[begin Material for this task]

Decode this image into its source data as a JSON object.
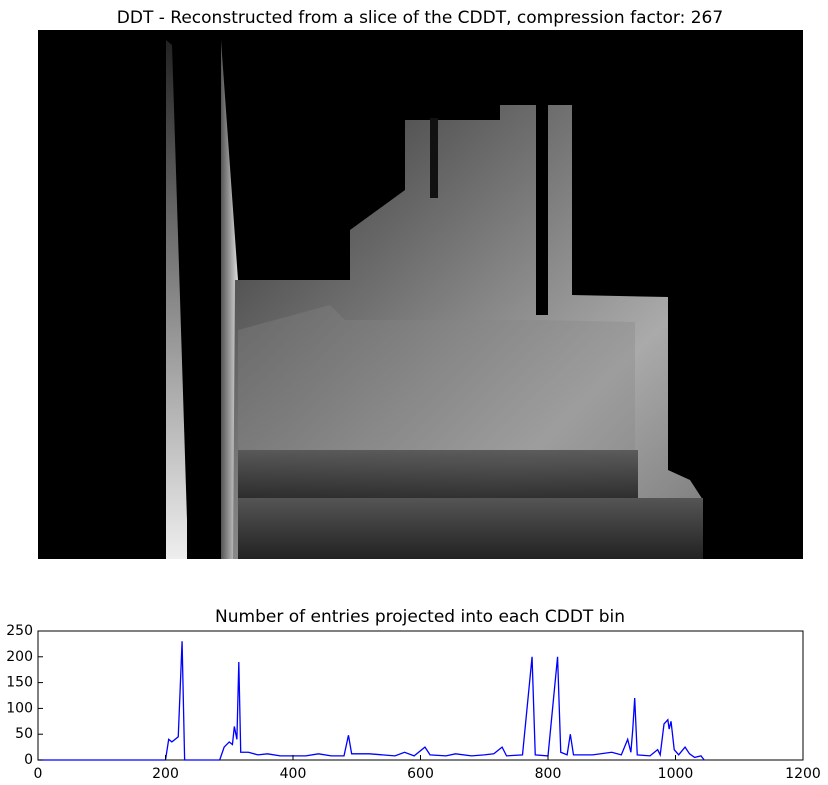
{
  "chart_data": [
    {
      "type": "image",
      "title": "DDT - Reconstructed from a slice of the CDDT, compression factor: 267"
    },
    {
      "type": "line",
      "title": "Number of entries projected into each CDDT bin",
      "color": "#0000ff",
      "x": [
        0,
        200,
        205,
        210,
        215,
        220,
        226,
        230,
        285,
        292,
        300,
        305,
        308,
        312,
        315,
        318,
        330,
        345,
        360,
        380,
        420,
        440,
        460,
        480,
        487,
        492,
        520,
        560,
        575,
        590,
        607,
        615,
        640,
        655,
        680,
        700,
        715,
        728,
        735,
        760,
        775,
        780,
        800,
        815,
        820,
        830,
        835,
        840,
        870,
        900,
        915,
        925,
        930,
        933,
        936,
        940,
        960,
        972,
        976,
        982,
        988,
        990,
        993,
        998,
        1005,
        1015,
        1022,
        1030,
        1040,
        1045
      ],
      "values": [
        0,
        0,
        40,
        35,
        40,
        45,
        230,
        0,
        0,
        25,
        35,
        30,
        65,
        40,
        190,
        15,
        15,
        10,
        12,
        8,
        8,
        12,
        8,
        8,
        48,
        12,
        12,
        8,
        15,
        8,
        25,
        10,
        8,
        12,
        8,
        10,
        12,
        25,
        8,
        10,
        200,
        10,
        8,
        200,
        15,
        10,
        50,
        10,
        10,
        15,
        10,
        40,
        15,
        60,
        120,
        10,
        8,
        20,
        10,
        70,
        78,
        60,
        75,
        20,
        10,
        25,
        12,
        5,
        8,
        0
      ],
      "xlim": [
        0,
        1200
      ],
      "ylim": [
        0,
        250
      ],
      "xticks": [
        0,
        200,
        400,
        600,
        800,
        1000,
        1200
      ],
      "yticks": [
        0,
        50,
        100,
        150,
        200,
        250
      ]
    }
  ]
}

[end Material for this task]

The problem.
Show every line where the string "CDDT" appears.

Solved exercise.
      "title": "DDT - Reconstructed from a slice of the CDDT, compression factor: 267"
      "title": "Number of entries projected into each CDDT bin",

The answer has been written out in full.